• **EXERCISE MATERIAL**
[Begin]

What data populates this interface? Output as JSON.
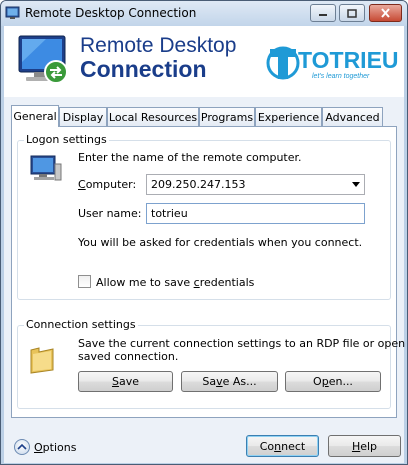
{
  "window": {
    "title": "Remote Desktop Connection",
    "controls": {
      "minimize": "minimize",
      "maximize": "maximize",
      "close": "close"
    }
  },
  "banner": {
    "title_line1": "Remote Desktop",
    "title_line2": "Connection",
    "logo_text": "TOTRIEU",
    "logo_tagline": "let's learn together"
  },
  "tabs": [
    {
      "label": "General",
      "active": true
    },
    {
      "label": "Display",
      "active": false
    },
    {
      "label": "Local Resources",
      "active": false
    },
    {
      "label": "Programs",
      "active": false
    },
    {
      "label": "Experience",
      "active": false
    },
    {
      "label": "Advanced",
      "active": false
    }
  ],
  "logon": {
    "group_label": "Logon settings",
    "instruction": "Enter the name of the remote computer.",
    "computer_label": "Computer:",
    "computer_value": "209.250.247.153",
    "username_label": "User name:",
    "username_value": "totrieu",
    "credentials_note": "You will be asked for credentials when you connect.",
    "save_credentials_label": "Allow me to save credentials",
    "save_credentials_checked": false
  },
  "connection": {
    "group_label": "Connection settings",
    "description_line1": "Save the current connection settings to an RDP file or open a",
    "description_line2": "saved connection.",
    "save_label": "Save",
    "save_as_label": "Save As...",
    "open_label": "Open..."
  },
  "footer": {
    "options_label": "Options",
    "connect_label": "Connect",
    "help_label": "Help"
  },
  "colors": {
    "banner_title": "#1a3d8a",
    "logo_blue": "#1f9ad6",
    "body_background": "#ecf1f8"
  },
  "icons": [
    "monitor-icon",
    "computer-icon",
    "folder-icon",
    "options-chevron-icon",
    "app-icon"
  ]
}
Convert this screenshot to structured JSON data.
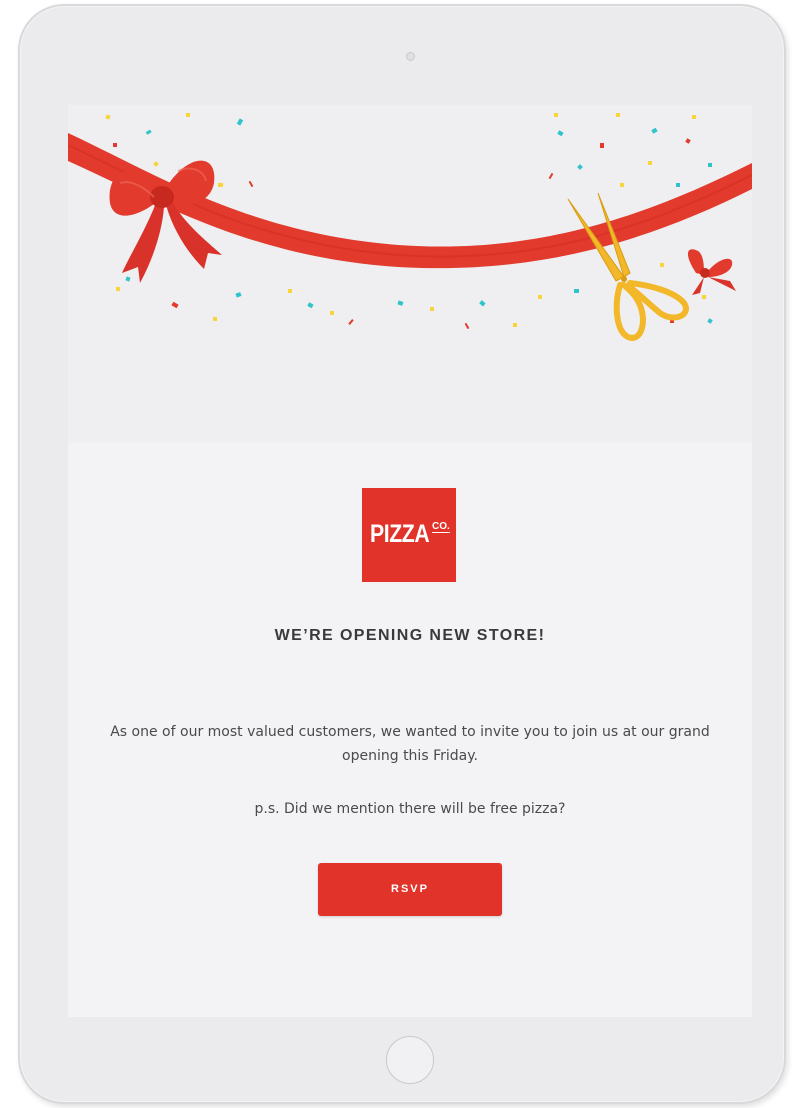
{
  "email": {
    "logo": {
      "text": "PIZZA",
      "suffix": "CO."
    },
    "headline": "WE’RE OPENING NEW STORE!",
    "body": "As one of our most valued customers, we wanted to invite you to join us at our grand opening this Friday.",
    "postscript": "p.s. Did we mention there will be free pizza?",
    "cta_label": "RSVP"
  },
  "device": {
    "type": "tablet",
    "home_button_icon": "home-button-circle",
    "camera_icon": "camera-dot"
  },
  "hero": {
    "illustration": "ribbon-cutting",
    "icons": [
      "ribbon-bow-icon",
      "scissors-icon",
      "confetti-icon"
    ]
  },
  "colors": {
    "brand_red": "#e1332a",
    "ribbon_red": "#e23a2d",
    "scissors_gold": "#f2b829",
    "confetti_teal": "#2ec4c9",
    "confetti_yellow": "#f5d53a",
    "background": "#f3f3f5",
    "text": "#4a4a4e"
  }
}
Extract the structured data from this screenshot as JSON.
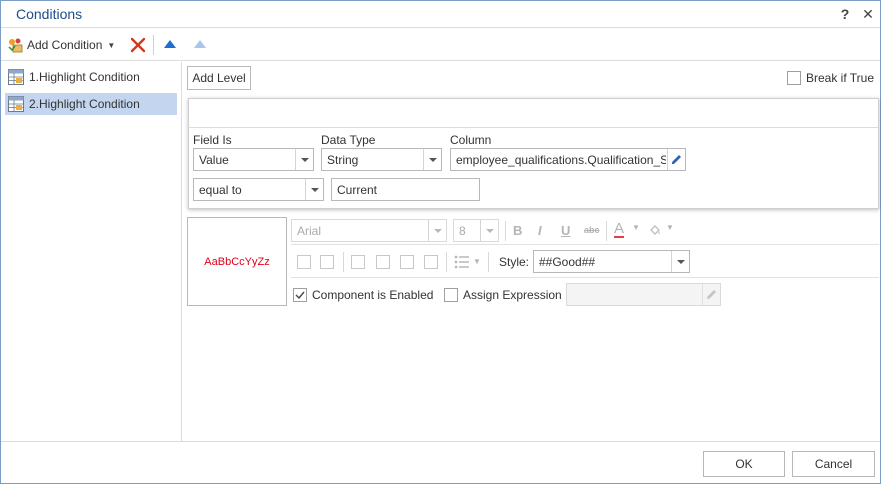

[End]

• **TO BE DONE**
Copy the final stretch of lines, starting at the one that holds "Convert this screenshot" and ending at the last line of the data, exactly; omit pictures.

• **EXERCISE RESPONSE**
Convert this screenshot to structured JSON data.
{
  "email": {
    "logo": {
      "text": "PIZZA",
      "suffix": "CO."
    },
    "headline": "WE’RE OPENING NEW STORE!",
    "body": "As one of our most valued customers, we wanted to invite you to join us at our grand opening this Friday.",
    "postscript": "p.s. Did we mention there will be free pizza?",
    "cta_label": "RSVP"
  },
  "device": {
    "type": "tablet",
    "home_button_icon": "home-button-circle",
    "camera_icon": "camera-dot"
  },
  "hero": {
    "illustration": "ribbon-cutting",
    "icons": [
      "ribbon-bow-icon",
      "scissors-icon",
      "confetti-icon"
    ]
  },
  "colors": {
    "brand_red": "#e1332a",
    "ribbon_red": "#e23a2d",
    "scissors_gold": "#f2b829",
    "confetti_teal": "#2ec4c9",
    "confetti_yellow": "#f5d53a",
    "background": "#f3f3f5",
    "text": "#4a4a4e"
  }
}
Extract the structured data from this screenshot as JSON.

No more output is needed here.